DATA LISTING:
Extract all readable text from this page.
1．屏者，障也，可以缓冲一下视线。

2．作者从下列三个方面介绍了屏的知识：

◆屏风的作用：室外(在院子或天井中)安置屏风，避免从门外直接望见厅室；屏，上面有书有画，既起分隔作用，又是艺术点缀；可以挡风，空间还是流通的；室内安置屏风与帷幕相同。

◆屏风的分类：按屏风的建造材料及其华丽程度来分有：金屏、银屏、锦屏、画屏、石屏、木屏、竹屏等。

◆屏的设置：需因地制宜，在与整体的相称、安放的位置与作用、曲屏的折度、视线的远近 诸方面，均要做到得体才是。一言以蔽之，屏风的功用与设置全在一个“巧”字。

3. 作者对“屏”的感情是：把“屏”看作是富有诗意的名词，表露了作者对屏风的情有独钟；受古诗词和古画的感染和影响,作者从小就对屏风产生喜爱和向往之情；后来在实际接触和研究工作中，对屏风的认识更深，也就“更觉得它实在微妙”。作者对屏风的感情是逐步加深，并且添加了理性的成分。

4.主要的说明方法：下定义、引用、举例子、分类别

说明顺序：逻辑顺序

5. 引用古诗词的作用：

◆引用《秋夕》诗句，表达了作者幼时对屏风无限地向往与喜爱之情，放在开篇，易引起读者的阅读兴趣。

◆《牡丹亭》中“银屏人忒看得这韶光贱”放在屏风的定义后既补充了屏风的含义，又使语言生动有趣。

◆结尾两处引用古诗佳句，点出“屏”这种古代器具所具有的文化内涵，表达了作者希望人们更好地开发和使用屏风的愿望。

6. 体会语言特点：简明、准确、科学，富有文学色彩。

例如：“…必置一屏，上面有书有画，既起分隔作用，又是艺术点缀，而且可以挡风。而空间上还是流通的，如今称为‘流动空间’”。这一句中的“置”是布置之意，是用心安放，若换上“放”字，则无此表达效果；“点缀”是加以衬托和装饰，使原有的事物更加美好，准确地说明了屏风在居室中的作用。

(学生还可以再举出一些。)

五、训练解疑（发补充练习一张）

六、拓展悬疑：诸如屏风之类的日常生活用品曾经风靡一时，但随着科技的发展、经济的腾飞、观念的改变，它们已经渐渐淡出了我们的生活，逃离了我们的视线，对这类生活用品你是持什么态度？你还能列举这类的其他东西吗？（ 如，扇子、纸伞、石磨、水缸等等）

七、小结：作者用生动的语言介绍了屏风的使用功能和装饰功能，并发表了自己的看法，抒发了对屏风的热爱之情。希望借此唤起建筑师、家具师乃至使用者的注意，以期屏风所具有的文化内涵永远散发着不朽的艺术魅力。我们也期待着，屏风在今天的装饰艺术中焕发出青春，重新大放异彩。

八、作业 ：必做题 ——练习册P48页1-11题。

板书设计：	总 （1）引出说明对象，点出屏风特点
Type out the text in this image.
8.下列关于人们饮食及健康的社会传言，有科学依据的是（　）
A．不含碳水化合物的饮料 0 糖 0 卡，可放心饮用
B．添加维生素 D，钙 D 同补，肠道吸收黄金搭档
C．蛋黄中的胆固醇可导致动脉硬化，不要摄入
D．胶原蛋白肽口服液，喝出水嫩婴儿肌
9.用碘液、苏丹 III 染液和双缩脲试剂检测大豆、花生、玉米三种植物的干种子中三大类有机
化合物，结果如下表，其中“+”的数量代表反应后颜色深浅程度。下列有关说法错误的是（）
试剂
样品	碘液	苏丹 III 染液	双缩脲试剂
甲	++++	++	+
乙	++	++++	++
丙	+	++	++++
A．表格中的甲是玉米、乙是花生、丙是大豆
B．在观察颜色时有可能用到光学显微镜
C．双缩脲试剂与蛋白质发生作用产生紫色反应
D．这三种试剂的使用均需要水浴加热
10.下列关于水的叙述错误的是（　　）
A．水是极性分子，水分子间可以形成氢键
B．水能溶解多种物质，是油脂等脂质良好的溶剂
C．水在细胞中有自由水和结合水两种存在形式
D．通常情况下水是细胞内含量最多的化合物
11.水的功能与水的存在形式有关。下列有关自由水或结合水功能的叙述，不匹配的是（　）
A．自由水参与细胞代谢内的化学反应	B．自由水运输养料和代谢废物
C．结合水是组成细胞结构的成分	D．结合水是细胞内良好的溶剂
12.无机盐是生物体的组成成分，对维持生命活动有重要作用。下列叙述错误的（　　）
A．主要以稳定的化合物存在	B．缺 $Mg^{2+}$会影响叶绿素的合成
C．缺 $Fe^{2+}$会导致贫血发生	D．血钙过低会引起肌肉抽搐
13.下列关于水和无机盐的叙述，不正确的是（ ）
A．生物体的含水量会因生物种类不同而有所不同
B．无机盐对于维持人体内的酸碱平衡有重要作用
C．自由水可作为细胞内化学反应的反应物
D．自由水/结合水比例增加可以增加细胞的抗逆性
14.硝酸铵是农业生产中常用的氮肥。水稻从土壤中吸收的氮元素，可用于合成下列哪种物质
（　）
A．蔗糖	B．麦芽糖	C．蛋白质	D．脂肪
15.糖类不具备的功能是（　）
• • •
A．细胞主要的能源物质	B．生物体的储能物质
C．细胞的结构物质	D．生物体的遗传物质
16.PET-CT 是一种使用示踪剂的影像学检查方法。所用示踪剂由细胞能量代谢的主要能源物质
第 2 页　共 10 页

TASK TO CARRY OUT: Copy each line above that contains the word "上面有书有画".

THE REPLY:
◆屏风的作用：室外(在院子或天井中)安置屏风，避免从门外直接望见厅室；屏，上面有书有画，既起分隔作用，又是艺术点缀；可以挡风，空间还是流通的；室内安置屏风与帷幕相同。
例如：“…必置一屏，上面有书有画，既起分隔作用，又是艺术点缀，而且可以挡风。而空间上还是流通的，如今称为‘流动空间’”。这一句中的“置”是布置之意，是用心安放，若换上“放”字，则无此表达效果；“点缀”是加以衬托和装饰，使原有的事物更加美好，准确地说明了屏风在居室中的作用。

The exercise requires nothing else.